## TEXT SECTION
..........
Ari Hest (born 16 June 1979) is an American singer-songwriter from the Bronx borough of New York.

Biography

Early life and education
Hest's father is a college music professor and his mother a cantor. His older brother, Danny, is Hest's former manager. Hest took piano lessons as a child and later taught himself to play guitar. Hest attended Cornell University in Ithaca, NY beginning in 1999 and later transferred to New York University, where he received a degree in Communications in 2002.

Career
Hest released an EP, Incomplete and two albums, Come Home and Story After Story all independently as he grew his fan base touring colleges and universities around the U.S. In March 2004, Hest signed a recording contract with Columbia and recorded the album Someone To Tell and a five-song EP "Guilty Hearts EP" in the fall of 2005.  His next EP was called The Green Room Sessions, a home spun recording entirely played and produced on his own. Shortly after releasing that,  he worked with producer Mitchell Froom on "The Break-In", which was his last release on Columbia.
 
As an independent artist once again in 2008, Hest created 52, a subscription based service in which he wrote, recorded and released a new song every week for a year. In 2009, he released Twelve Mondays, a collection of 12 fan-selected songs from those 52, remixed.

Between 2011 and 2014, Hest released three more albums - Sunset Over Hope Street (2011), The Fire Plays (2012) and Shouts and Whispers
(2014). Several songs from these albums have appeared in films and TV shows.
..........
Layout element annotations
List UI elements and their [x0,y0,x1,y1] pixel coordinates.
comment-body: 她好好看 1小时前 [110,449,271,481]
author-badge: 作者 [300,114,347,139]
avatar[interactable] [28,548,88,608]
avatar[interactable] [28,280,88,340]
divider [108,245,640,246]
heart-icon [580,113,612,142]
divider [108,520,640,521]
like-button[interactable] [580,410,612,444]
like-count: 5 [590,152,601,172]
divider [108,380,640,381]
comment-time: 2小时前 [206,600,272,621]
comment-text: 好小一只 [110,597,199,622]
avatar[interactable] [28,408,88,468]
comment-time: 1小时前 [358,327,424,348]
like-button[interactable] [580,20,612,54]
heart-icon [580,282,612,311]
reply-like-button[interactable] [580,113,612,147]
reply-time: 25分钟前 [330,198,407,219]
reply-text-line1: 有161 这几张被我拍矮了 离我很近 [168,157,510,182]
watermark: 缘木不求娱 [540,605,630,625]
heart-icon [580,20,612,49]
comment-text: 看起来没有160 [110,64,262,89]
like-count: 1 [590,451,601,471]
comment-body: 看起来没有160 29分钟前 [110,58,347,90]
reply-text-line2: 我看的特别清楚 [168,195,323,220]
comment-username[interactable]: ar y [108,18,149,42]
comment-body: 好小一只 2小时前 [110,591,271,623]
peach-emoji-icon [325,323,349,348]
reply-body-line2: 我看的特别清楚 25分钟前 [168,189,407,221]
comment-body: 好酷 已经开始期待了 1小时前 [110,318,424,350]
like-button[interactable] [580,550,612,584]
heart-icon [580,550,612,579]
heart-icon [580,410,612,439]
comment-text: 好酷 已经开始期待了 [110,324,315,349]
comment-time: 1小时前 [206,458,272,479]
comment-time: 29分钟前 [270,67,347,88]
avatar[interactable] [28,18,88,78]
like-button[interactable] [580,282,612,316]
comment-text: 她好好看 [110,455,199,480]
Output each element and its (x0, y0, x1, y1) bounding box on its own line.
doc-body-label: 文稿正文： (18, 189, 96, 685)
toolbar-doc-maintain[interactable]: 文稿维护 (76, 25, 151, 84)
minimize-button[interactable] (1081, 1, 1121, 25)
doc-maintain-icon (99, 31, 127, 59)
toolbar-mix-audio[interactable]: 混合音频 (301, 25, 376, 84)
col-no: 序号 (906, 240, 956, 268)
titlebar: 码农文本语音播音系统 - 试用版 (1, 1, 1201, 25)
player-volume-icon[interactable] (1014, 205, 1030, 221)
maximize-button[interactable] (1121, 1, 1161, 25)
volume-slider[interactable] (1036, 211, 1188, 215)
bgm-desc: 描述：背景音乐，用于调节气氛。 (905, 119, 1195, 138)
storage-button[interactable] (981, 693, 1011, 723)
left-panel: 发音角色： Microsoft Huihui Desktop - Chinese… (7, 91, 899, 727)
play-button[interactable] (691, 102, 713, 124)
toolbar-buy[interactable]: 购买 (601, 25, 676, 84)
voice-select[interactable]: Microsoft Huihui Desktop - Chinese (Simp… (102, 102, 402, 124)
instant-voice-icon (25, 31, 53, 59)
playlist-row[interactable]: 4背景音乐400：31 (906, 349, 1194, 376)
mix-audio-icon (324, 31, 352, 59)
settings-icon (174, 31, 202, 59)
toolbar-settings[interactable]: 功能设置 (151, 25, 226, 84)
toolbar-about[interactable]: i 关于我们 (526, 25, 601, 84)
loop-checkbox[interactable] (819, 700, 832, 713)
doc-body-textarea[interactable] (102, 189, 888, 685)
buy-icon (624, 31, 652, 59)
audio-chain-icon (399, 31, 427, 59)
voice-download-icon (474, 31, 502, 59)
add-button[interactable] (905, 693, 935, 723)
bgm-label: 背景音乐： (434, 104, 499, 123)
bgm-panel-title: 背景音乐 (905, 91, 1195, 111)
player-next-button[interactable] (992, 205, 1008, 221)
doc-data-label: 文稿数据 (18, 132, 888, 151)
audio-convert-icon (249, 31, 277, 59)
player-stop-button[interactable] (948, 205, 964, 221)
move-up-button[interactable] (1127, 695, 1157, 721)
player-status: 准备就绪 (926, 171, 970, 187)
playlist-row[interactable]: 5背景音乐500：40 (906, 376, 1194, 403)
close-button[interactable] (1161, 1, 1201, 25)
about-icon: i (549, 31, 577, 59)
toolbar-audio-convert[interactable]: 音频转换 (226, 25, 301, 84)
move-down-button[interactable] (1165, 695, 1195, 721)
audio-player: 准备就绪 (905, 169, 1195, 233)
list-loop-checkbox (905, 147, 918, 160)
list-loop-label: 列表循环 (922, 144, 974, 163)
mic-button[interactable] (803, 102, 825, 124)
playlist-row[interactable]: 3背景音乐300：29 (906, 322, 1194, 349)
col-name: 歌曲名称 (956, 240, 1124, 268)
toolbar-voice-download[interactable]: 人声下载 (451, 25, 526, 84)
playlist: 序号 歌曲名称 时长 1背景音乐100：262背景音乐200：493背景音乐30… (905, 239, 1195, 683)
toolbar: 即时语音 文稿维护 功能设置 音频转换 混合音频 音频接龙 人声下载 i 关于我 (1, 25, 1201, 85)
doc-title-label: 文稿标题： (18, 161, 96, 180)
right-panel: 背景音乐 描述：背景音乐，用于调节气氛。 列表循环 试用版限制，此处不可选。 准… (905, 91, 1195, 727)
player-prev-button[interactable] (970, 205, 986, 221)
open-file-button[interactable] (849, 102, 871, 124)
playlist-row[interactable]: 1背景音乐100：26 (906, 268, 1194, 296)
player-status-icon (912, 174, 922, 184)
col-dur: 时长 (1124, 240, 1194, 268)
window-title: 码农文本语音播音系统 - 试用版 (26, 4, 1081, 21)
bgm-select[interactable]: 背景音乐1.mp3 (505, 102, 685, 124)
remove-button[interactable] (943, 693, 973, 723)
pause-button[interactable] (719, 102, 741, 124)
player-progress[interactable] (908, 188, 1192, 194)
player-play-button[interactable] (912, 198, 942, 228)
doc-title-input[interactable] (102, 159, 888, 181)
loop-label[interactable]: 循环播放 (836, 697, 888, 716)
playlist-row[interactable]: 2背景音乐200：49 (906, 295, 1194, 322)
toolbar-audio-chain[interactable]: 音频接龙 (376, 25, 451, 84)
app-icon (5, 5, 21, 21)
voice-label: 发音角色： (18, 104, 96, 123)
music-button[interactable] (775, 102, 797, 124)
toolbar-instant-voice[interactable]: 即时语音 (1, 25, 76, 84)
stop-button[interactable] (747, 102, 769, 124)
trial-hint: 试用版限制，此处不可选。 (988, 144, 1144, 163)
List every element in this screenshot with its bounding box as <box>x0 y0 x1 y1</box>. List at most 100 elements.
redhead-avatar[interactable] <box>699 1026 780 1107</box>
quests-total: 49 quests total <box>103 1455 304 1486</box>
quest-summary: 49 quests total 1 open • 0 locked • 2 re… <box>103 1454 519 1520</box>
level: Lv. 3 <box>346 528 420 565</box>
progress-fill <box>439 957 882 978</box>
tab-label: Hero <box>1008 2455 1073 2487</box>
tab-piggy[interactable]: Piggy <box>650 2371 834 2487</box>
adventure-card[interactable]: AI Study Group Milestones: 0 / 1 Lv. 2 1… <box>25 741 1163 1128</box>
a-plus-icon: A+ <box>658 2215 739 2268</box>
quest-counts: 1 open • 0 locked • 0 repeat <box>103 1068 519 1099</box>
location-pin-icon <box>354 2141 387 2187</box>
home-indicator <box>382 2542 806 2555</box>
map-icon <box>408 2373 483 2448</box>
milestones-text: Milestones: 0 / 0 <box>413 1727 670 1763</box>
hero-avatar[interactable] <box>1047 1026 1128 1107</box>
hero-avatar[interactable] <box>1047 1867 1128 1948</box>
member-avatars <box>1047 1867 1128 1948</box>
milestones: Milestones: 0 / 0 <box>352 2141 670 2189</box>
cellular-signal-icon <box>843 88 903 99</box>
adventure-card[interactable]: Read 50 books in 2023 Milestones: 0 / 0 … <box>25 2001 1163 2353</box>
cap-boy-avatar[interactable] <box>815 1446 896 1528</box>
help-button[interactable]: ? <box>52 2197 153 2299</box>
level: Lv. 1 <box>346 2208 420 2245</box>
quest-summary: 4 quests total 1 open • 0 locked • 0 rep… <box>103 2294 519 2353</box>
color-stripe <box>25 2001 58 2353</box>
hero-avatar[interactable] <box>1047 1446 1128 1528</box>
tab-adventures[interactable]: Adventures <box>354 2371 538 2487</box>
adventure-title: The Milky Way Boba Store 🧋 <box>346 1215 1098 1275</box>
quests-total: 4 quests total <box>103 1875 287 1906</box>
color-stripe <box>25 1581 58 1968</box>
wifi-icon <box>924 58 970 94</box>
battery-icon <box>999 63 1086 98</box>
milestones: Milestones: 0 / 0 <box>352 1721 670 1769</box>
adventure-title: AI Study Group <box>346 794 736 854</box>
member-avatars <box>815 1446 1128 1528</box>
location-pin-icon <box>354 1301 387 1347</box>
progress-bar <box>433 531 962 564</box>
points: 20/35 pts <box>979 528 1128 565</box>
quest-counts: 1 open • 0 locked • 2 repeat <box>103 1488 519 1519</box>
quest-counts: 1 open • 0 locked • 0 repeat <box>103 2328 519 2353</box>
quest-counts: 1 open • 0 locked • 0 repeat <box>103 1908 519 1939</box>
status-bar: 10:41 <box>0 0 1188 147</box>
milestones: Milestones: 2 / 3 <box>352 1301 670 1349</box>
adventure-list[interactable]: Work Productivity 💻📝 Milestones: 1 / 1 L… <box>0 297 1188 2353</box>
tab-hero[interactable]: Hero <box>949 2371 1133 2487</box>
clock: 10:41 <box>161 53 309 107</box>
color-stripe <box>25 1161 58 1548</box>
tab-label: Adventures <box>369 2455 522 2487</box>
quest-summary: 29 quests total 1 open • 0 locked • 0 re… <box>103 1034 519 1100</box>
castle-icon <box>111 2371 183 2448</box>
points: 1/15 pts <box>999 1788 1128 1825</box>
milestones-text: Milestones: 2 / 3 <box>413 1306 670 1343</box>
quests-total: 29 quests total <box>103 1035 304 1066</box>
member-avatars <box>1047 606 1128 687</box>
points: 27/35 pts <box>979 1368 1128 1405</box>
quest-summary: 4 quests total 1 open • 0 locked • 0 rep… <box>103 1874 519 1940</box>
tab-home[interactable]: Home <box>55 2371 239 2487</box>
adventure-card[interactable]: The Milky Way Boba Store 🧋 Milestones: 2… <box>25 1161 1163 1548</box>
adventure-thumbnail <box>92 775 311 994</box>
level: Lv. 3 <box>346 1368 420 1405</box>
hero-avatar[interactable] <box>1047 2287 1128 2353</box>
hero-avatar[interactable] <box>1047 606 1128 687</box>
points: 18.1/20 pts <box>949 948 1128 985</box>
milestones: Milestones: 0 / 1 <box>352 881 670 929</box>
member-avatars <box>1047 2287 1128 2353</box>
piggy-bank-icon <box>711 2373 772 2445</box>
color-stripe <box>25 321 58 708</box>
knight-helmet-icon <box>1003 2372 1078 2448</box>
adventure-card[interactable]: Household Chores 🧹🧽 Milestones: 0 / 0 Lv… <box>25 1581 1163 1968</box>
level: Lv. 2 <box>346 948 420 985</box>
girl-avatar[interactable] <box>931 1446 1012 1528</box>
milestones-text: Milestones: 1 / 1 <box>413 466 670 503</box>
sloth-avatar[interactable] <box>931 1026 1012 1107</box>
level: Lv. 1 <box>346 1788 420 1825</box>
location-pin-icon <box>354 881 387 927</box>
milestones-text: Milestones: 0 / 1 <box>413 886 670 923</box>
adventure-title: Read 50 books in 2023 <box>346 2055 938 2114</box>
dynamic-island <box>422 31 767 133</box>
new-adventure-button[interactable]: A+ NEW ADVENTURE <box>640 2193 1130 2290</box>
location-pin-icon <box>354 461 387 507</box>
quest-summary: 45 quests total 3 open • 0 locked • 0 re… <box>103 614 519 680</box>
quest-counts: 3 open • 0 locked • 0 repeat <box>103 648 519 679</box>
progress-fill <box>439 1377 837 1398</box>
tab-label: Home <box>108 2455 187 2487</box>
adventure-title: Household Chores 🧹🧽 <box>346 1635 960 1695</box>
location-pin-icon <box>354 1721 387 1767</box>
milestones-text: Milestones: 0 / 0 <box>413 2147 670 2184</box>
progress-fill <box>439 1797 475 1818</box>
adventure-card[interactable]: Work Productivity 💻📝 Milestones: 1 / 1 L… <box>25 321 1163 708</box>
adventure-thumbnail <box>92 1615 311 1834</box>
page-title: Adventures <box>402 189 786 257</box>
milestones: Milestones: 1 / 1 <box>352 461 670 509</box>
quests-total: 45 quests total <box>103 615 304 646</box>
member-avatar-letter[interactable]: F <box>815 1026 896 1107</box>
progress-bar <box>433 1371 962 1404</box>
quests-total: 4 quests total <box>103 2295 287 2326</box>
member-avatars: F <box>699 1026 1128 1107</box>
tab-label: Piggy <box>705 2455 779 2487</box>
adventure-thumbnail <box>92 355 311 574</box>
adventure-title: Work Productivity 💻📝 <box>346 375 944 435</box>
..........
## CHALLENGES
1. Answer these questions about the Ari Hest text:
(a) Which instrument did Hest teach himself to play?
(b) Which producer did Hest work with on "The Break-In"?
(c) How many fan-selected songs are collected on Twelve Mondays?
2. Update the listing from its first line through the line containing "comment-text: 看起来没有160 [110,64,262,89]", inclusive, replacing "heart-icon" with "like-icon" and leaving everything else unchanged. Give only those lines.

## REPLIES
1.
(a) Guitar.
(b) Mitchell Froom.
(c) 12.

2.
List UI elements and their [x0,y0,x1,y1] pixel coordinates.
comment-body: 她好好看 1小时前 [110,449,271,481]
author-badge: 作者 [300,114,347,139]
avatar[interactable] [28,548,88,608]
avatar[interactable] [28,280,88,340]
divider [108,245,640,246]
like-icon [580,113,612,142]
divider [108,520,640,521]
like-button[interactable] [580,410,612,444]
like-count: 5 [590,152,601,172]
divider [108,380,640,381]
comment-time: 2小时前 [206,600,272,621]
comment-text: 好小一只 [110,597,199,622]
avatar[interactable] [28,408,88,468]
comment-time: 1小时前 [358,327,424,348]
like-button[interactable] [580,20,612,54]
like-icon [580,282,612,311]
reply-like-button[interactable] [580,113,612,147]
reply-time: 25分钟前 [330,198,407,219]
reply-text-line1: 有161 这几张被我拍矮了 离我很近 [168,157,510,182]
watermark: 缘木不求娱 [540,605,630,625]
like-icon [580,20,612,49]
comment-text: 看起来没有160 [110,64,262,89]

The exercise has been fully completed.